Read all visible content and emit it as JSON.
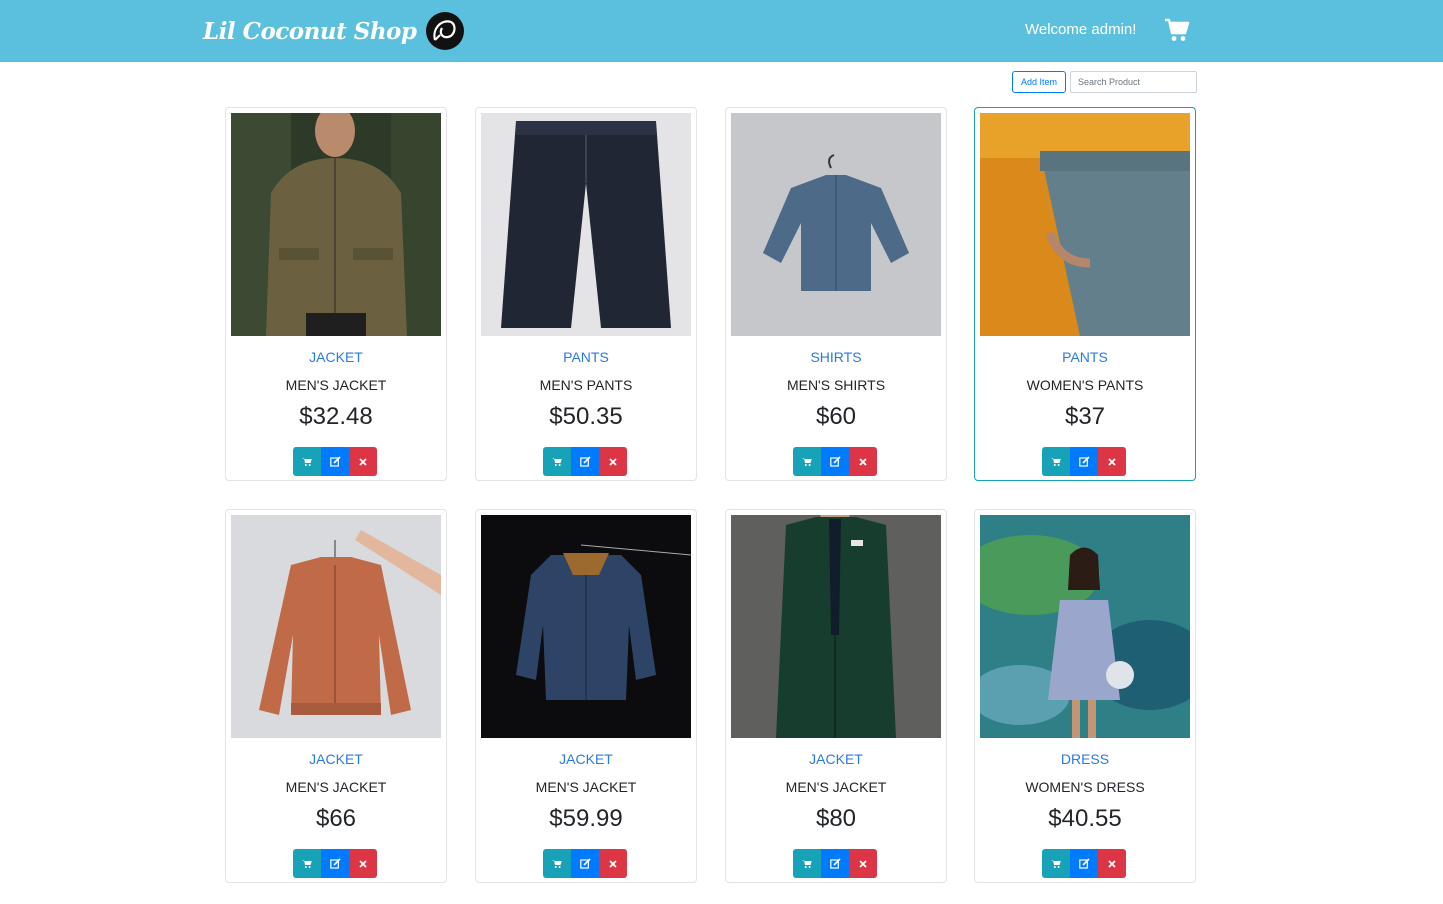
{
  "header": {
    "brand": "Lil Coconut Shop",
    "welcome": "Welcome admin!",
    "background": "#5bc0de"
  },
  "toolbar": {
    "add_label": "Add Item",
    "search_placeholder": "Search Product"
  },
  "icons": {
    "cart": "shopping-cart-icon",
    "edit": "edit-icon",
    "delete": "times-icon"
  },
  "products": [
    {
      "category": "JACKET",
      "name": "MEN'S JACKET",
      "price": "$32.48",
      "image": "olive jacket on man"
    },
    {
      "category": "PANTS",
      "name": "MEN'S PANTS",
      "price": "$50.35",
      "image": "dark jeans on white cloth"
    },
    {
      "category": "SHIRTS",
      "name": "MEN'S SHIRTS",
      "price": "$60",
      "image": "blue patterned shirt on hanger"
    },
    {
      "category": "PANTS",
      "name": "WOMEN'S PANTS",
      "price": "$37",
      "image": "grey sweatpants pocket"
    },
    {
      "category": "JACKET",
      "name": "MEN'S JACKET",
      "price": "$66",
      "image": "rust bomber jacket held up"
    },
    {
      "category": "JACKET",
      "name": "MEN'S JACKET",
      "price": "$59.99",
      "image": "denim jacket on hanger"
    },
    {
      "category": "JACKET",
      "name": "MEN'S JACKET",
      "price": "$80",
      "image": "green suit on man"
    },
    {
      "category": "DRESS",
      "name": "WOMEN'S DRESS",
      "price": "$40.55",
      "image": "woman in floral dress"
    }
  ],
  "colors": {
    "category_link": "#2a7ae2",
    "cart_button": "#17a2b8",
    "edit_button": "#007bff",
    "delete_button": "#dc3545",
    "active_border": "#17a2b8"
  }
}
# # # #
TASK GOAL:
Print every entry exactly as written, without the pictures.

WRITTEN ANSWER:
Read all visible content and emit it as JSON.
{
  "header": {
    "brand": "Lil Coconut Shop",
    "welcome": "Welcome admin!",
    "background": "#5bc0de"
  },
  "toolbar": {
    "add_label": "Add Item",
    "search_placeholder": "Search Product"
  },
  "icons": {
    "cart": "shopping-cart-icon",
    "edit": "edit-icon",
    "delete": "times-icon"
  },
  "products": [
    {
      "category": "JACKET",
      "name": "MEN'S JACKET",
      "price": "$32.48",
      "image": "olive jacket on man"
    },
    {
      "category": "PANTS",
      "name": "MEN'S PANTS",
      "price": "$50.35",
      "image": "dark jeans on white cloth"
    },
    {
      "category": "SHIRTS",
      "name": "MEN'S SHIRTS",
      "price": "$60",
      "image": "blue patterned shirt on hanger"
    },
    {
      "category": "PANTS",
      "name": "WOMEN'S PANTS",
      "price": "$37",
      "image": "grey sweatpants pocket"
    },
    {
      "category": "JACKET",
      "name": "MEN'S JACKET",
      "price": "$66",
      "image": "rust bomber jacket held up"
    },
    {
      "category": "JACKET",
      "name": "MEN'S JACKET",
      "price": "$59.99",
      "image": "denim jacket on hanger"
    },
    {
      "category": "JACKET",
      "name": "MEN'S JACKET",
      "price": "$80",
      "image": "green suit on man"
    },
    {
      "category": "DRESS",
      "name": "WOMEN'S DRESS",
      "price": "$40.55",
      "image": "woman in floral dress"
    }
  ],
  "colors": {
    "category_link": "#2a7ae2",
    "cart_button": "#17a2b8",
    "edit_button": "#007bff",
    "delete_button": "#dc3545",
    "active_border": "#17a2b8"
  }
}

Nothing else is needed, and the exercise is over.